Dataset entries
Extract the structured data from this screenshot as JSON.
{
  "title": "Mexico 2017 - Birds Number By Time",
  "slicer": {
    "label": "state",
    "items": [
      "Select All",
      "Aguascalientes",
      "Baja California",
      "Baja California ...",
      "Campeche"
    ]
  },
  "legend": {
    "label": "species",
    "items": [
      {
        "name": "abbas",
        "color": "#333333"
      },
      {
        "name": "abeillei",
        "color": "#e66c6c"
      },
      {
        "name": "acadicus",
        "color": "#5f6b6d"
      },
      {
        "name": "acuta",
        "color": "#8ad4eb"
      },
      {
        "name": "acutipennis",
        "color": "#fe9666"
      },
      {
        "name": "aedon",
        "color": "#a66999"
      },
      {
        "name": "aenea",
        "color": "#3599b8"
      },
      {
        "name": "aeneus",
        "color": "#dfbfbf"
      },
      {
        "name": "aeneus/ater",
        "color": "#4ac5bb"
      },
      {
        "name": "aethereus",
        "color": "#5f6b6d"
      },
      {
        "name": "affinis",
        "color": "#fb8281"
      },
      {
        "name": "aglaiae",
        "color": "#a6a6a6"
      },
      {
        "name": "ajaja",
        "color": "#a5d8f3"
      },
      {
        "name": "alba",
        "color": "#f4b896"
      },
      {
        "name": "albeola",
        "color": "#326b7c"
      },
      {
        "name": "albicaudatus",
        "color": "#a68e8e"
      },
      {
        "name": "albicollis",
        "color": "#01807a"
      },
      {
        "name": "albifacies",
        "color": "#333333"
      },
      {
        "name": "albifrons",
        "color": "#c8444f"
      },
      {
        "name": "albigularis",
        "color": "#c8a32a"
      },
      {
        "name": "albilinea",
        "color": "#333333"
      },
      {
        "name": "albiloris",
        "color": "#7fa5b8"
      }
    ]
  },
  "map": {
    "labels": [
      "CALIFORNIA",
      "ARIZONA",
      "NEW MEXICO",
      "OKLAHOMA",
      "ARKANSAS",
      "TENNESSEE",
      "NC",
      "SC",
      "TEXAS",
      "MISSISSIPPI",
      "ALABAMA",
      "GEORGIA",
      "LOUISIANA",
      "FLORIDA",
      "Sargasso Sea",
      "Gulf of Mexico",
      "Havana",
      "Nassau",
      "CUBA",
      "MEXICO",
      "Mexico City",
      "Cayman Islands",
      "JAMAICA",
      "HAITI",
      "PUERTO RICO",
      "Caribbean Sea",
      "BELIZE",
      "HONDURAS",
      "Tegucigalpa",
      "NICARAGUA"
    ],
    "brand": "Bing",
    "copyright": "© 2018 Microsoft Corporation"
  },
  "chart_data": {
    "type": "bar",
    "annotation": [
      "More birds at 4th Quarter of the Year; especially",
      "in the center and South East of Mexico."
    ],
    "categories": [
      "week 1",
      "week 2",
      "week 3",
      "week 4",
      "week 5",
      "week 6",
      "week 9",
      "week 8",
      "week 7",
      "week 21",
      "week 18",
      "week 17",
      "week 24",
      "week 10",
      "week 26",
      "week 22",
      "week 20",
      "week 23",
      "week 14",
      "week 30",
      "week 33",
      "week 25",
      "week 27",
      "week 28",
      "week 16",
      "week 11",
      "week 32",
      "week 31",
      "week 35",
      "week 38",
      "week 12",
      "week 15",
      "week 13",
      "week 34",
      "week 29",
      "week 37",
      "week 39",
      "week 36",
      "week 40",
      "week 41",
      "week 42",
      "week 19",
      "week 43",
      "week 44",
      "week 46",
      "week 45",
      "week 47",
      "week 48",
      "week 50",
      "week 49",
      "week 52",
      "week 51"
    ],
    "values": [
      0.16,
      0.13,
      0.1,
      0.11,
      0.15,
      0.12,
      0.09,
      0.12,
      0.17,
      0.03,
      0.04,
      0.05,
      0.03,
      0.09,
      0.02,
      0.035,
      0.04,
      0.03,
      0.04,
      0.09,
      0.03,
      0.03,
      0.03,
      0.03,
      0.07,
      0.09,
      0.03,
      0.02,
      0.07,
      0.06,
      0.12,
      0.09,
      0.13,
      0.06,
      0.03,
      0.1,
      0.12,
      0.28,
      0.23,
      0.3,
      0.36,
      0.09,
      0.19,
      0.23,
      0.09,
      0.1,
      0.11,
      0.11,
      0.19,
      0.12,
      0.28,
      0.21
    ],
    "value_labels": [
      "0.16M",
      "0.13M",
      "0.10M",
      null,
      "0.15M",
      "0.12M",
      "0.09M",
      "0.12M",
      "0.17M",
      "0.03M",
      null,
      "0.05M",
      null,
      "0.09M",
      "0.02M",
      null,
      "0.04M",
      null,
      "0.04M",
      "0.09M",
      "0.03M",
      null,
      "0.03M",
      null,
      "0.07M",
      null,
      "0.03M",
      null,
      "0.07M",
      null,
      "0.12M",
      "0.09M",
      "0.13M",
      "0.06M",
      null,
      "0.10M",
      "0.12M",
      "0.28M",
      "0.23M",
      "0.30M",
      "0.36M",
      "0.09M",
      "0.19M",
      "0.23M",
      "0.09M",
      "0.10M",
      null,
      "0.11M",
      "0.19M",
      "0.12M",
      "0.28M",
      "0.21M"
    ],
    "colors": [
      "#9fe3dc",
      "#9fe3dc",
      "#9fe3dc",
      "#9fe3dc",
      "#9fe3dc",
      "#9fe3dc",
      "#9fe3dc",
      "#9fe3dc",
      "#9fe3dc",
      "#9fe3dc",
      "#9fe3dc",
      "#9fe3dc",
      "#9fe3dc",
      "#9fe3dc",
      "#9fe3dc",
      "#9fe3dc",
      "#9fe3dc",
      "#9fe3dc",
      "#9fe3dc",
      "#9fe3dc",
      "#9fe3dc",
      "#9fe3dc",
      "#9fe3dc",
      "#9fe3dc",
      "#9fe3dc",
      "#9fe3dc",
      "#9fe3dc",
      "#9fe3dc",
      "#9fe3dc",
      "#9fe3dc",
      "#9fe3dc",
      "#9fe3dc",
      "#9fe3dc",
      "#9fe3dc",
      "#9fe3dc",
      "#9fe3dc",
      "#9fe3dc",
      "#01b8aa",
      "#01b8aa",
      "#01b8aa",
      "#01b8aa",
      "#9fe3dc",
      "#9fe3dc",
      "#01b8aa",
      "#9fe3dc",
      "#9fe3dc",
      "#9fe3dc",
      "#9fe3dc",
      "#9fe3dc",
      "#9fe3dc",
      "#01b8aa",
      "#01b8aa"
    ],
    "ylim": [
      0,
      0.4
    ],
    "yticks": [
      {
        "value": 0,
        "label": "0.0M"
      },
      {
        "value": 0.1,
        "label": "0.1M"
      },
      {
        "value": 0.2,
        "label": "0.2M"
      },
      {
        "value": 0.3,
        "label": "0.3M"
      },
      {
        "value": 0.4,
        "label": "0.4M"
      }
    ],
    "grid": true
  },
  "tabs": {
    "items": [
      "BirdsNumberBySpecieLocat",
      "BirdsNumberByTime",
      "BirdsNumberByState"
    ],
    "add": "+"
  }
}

- [What is asked]:
Reproduce the data shown above exactly.

- [Exercise result]:
Extract the structured data from this screenshot as JSON.
{
  "title": "Mexico 2017 - Birds Number By Time",
  "slicer": {
    "label": "state",
    "items": [
      "Select All",
      "Aguascalientes",
      "Baja California",
      "Baja California ...",
      "Campeche"
    ]
  },
  "legend": {
    "label": "species",
    "items": [
      {
        "name": "abbas",
        "color": "#333333"
      },
      {
        "name": "abeillei",
        "color": "#e66c6c"
      },
      {
        "name": "acadicus",
        "color": "#5f6b6d"
      },
      {
        "name": "acuta",
        "color": "#8ad4eb"
      },
      {
        "name": "acutipennis",
        "color": "#fe9666"
      },
      {
        "name": "aedon",
        "color": "#a66999"
      },
      {
        "name": "aenea",
        "color": "#3599b8"
      },
      {
        "name": "aeneus",
        "color": "#dfbfbf"
      },
      {
        "name": "aeneus/ater",
        "color": "#4ac5bb"
      },
      {
        "name": "aethereus",
        "color": "#5f6b6d"
      },
      {
        "name": "affinis",
        "color": "#fb8281"
      },
      {
        "name": "aglaiae",
        "color": "#a6a6a6"
      },
      {
        "name": "ajaja",
        "color": "#a5d8f3"
      },
      {
        "name": "alba",
        "color": "#f4b896"
      },
      {
        "name": "albeola",
        "color": "#326b7c"
      },
      {
        "name": "albicaudatus",
        "color": "#a68e8e"
      },
      {
        "name": "albicollis",
        "color": "#01807a"
      },
      {
        "name": "albifacies",
        "color": "#333333"
      },
      {
        "name": "albifrons",
        "color": "#c8444f"
      },
      {
        "name": "albigularis",
        "color": "#c8a32a"
      },
      {
        "name": "albilinea",
        "color": "#333333"
      },
      {
        "name": "albiloris",
        "color": "#7fa5b8"
      }
    ]
  },
  "map": {
    "labels": [
      "CALIFORNIA",
      "ARIZONA",
      "NEW MEXICO",
      "OKLAHOMA",
      "ARKANSAS",
      "TENNESSEE",
      "NC",
      "SC",
      "TEXAS",
      "MISSISSIPPI",
      "ALABAMA",
      "GEORGIA",
      "LOUISIANA",
      "FLORIDA",
      "Sargasso Sea",
      "Gulf of Mexico",
      "Havana",
      "Nassau",
      "CUBA",
      "MEXICO",
      "Mexico City",
      "Cayman Islands",
      "JAMAICA",
      "HAITI",
      "PUERTO RICO",
      "Caribbean Sea",
      "BELIZE",
      "HONDURAS",
      "Tegucigalpa",
      "NICARAGUA"
    ],
    "brand": "Bing",
    "copyright": "© 2018 Microsoft Corporation"
  },
  "chart_data": {
    "type": "bar",
    "annotation": [
      "More birds at 4th Quarter of the Year; especially",
      "in the center and South East of Mexico."
    ],
    "categories": [
      "week 1",
      "week 2",
      "week 3",
      "week 4",
      "week 5",
      "week 6",
      "week 9",
      "week 8",
      "week 7",
      "week 21",
      "week 18",
      "week 17",
      "week 24",
      "week 10",
      "week 26",
      "week 22",
      "week 20",
      "week 23",
      "week 14",
      "week 30",
      "week 33",
      "week 25",
      "week 27",
      "week 28",
      "week 16",
      "week 11",
      "week 32",
      "week 31",
      "week 35",
      "week 38",
      "week 12",
      "week 15",
      "week 13",
      "week 34",
      "week 29",
      "week 37",
      "week 39",
      "week 36",
      "week 40",
      "week 41",
      "week 42",
      "week 19",
      "week 43",
      "week 44",
      "week 46",
      "week 45",
      "week 47",
      "week 48",
      "week 50",
      "week 49",
      "week 52",
      "week 51"
    ],
    "values": [
      0.16,
      0.13,
      0.1,
      0.11,
      0.15,
      0.12,
      0.09,
      0.12,
      0.17,
      0.03,
      0.04,
      0.05,
      0.03,
      0.09,
      0.02,
      0.035,
      0.04,
      0.03,
      0.04,
      0.09,
      0.03,
      0.03,
      0.03,
      0.03,
      0.07,
      0.09,
      0.03,
      0.02,
      0.07,
      0.06,
      0.12,
      0.09,
      0.13,
      0.06,
      0.03,
      0.1,
      0.12,
      0.28,
      0.23,
      0.3,
      0.36,
      0.09,
      0.19,
      0.23,
      0.09,
      0.1,
      0.11,
      0.11,
      0.19,
      0.12,
      0.28,
      0.21
    ],
    "value_labels": [
      "0.16M",
      "0.13M",
      "0.10M",
      null,
      "0.15M",
      "0.12M",
      "0.09M",
      "0.12M",
      "0.17M",
      "0.03M",
      null,
      "0.05M",
      null,
      "0.09M",
      "0.02M",
      null,
      "0.04M",
      null,
      "0.04M",
      "0.09M",
      "0.03M",
      null,
      "0.03M",
      null,
      "0.07M",
      null,
      "0.03M",
      null,
      "0.07M",
      null,
      "0.12M",
      "0.09M",
      "0.13M",
      "0.06M",
      null,
      "0.10M",
      "0.12M",
      "0.28M",
      "0.23M",
      "0.30M",
      "0.36M",
      "0.09M",
      "0.19M",
      "0.23M",
      "0.09M",
      "0.10M",
      null,
      "0.11M",
      "0.19M",
      "0.12M",
      "0.28M",
      "0.21M"
    ],
    "colors": [
      "#9fe3dc",
      "#9fe3dc",
      "#9fe3dc",
      "#9fe3dc",
      "#9fe3dc",
      "#9fe3dc",
      "#9fe3dc",
      "#9fe3dc",
      "#9fe3dc",
      "#9fe3dc",
      "#9fe3dc",
      "#9fe3dc",
      "#9fe3dc",
      "#9fe3dc",
      "#9fe3dc",
      "#9fe3dc",
      "#9fe3dc",
      "#9fe3dc",
      "#9fe3dc",
      "#9fe3dc",
      "#9fe3dc",
      "#9fe3dc",
      "#9fe3dc",
      "#9fe3dc",
      "#9fe3dc",
      "#9fe3dc",
      "#9fe3dc",
      "#9fe3dc",
      "#9fe3dc",
      "#9fe3dc",
      "#9fe3dc",
      "#9fe3dc",
      "#9fe3dc",
      "#9fe3dc",
      "#9fe3dc",
      "#9fe3dc",
      "#9fe3dc",
      "#01b8aa",
      "#01b8aa",
      "#01b8aa",
      "#01b8aa",
      "#9fe3dc",
      "#9fe3dc",
      "#01b8aa",
      "#9fe3dc",
      "#9fe3dc",
      "#9fe3dc",
      "#9fe3dc",
      "#9fe3dc",
      "#9fe3dc",
      "#01b8aa",
      "#01b8aa"
    ],
    "ylim": [
      0,
      0.4
    ],
    "yticks": [
      {
        "value": 0,
        "label": "0.0M"
      },
      {
        "value": 0.1,
        "label": "0.1M"
      },
      {
        "value": 0.2,
        "label": "0.2M"
      },
      {
        "value": 0.3,
        "label": "0.3M"
      },
      {
        "value": 0.4,
        "label": "0.4M"
      }
    ],
    "grid": true
  },
  "tabs": {
    "items": [
      "BirdsNumberBySpecieLocat",
      "BirdsNumberByTime",
      "BirdsNumberByState"
    ],
    "add": "+"
  }
}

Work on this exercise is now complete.